» Short exercise:
Write out all of the data exactly as it appears.

[Data excerpts]
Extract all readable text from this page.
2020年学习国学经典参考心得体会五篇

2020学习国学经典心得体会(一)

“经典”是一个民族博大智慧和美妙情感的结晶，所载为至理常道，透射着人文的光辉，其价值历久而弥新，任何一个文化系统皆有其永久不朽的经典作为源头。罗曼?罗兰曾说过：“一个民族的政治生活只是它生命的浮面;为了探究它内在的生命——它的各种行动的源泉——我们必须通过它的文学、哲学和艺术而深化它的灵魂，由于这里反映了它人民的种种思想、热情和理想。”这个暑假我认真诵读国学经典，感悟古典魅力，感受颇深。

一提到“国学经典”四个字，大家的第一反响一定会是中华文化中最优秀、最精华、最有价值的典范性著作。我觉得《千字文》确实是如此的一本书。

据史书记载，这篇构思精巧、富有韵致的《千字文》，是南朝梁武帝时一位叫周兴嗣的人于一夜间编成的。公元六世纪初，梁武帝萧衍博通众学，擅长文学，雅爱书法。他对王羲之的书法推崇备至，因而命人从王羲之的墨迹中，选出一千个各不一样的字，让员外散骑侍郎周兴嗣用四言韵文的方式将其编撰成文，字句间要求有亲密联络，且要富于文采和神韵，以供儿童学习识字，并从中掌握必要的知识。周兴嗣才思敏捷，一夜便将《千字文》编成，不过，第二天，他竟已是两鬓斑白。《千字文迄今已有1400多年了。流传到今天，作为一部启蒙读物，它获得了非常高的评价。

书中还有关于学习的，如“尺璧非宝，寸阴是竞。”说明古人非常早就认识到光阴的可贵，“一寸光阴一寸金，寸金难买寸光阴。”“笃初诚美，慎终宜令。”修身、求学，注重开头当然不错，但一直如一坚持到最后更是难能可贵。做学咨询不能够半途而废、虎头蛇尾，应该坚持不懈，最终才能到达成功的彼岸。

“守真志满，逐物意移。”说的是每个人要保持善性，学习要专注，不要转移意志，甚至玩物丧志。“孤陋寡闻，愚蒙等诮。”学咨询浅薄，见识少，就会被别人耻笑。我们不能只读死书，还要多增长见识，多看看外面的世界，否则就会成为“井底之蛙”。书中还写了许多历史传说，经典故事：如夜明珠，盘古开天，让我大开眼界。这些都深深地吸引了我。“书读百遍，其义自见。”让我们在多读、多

» Solution below:
Extract all readable text from this page.
2020年学习国学经典参考心得体会五篇

2020学习国学经典心得体会(一)

“经典”是一个民族博大智慧和美妙情感的结晶，所载为至理常道，透射着人文的光辉，其价值历久而弥新，任何一个文化系统皆有其永久不朽的经典作为源头。罗曼?罗兰曾说过：“一个民族的政治生活只是它生命的浮面;为了探究它内在的生命——它的各种行动的源泉——我们必须通过它的文学、哲学和艺术而深化它的灵魂，由于这里反映了它人民的种种思想、热情和理想。”这个暑假我认真诵读国学经典，感悟古典魅力，感受颇深。

一提到“国学经典”四个字，大家的第一反响一定会是中华文化中最优秀、最精华、最有价值的典范性著作。我觉得《千字文》确实是如此的一本书。

据史书记载，这篇构思精巧、富有韵致的《千字文》，是南朝梁武帝时一位叫周兴嗣的人于一夜间编成的。公元六世纪初，梁武帝萧衍博通众学，擅长文学，雅爱书法。他对王羲之的书法推崇备至，因而命人从王羲之的墨迹中，选出一千个各不一样的字，让员外散骑侍郎周兴嗣用四言韵文的方式将其编撰成文，字句间要求有亲密联络，且要富于文采和神韵，以供儿童学习识字，并从中掌握必要的知识。周兴嗣才思敏捷，一夜便将《千字文》编成，不过，第二天，他竟已是两鬓斑白。《千字文迄今已有1400多年了。流传到今天，作为一部启蒙读物，它获得了非常高的评价。

书中还有关于学习的，如“尺璧非宝，寸阴是竞。”说明古人非常早就认识到光阴的可贵，“一寸光阴一寸金，寸金难买寸光阴。”“笃初诚美，慎终宜令。”修身、求学，注重开头当然不错，但一直如一坚持到最后更是难能可贵。做学咨询不能够半途而废、虎头蛇尾，应该坚持不懈，最终才能到达成功的彼岸。

“守真志满，逐物意移。”说的是每个人要保持善性，学习要专注，不要转移意志，甚至玩物丧志。“孤陋寡闻，愚蒙等诮。”学咨询浅薄，见识少，就会被别人耻笑。我们不能只读死书，还要多增长见识，多看看外面的世界，否则就会成为“井底之蛙”。书中还写了许多历史传说，经典故事：如夜明珠，盘古开天，让我大开眼界。这些都深深地吸引了我。“书读百遍，其义自见。”让我们在多读、多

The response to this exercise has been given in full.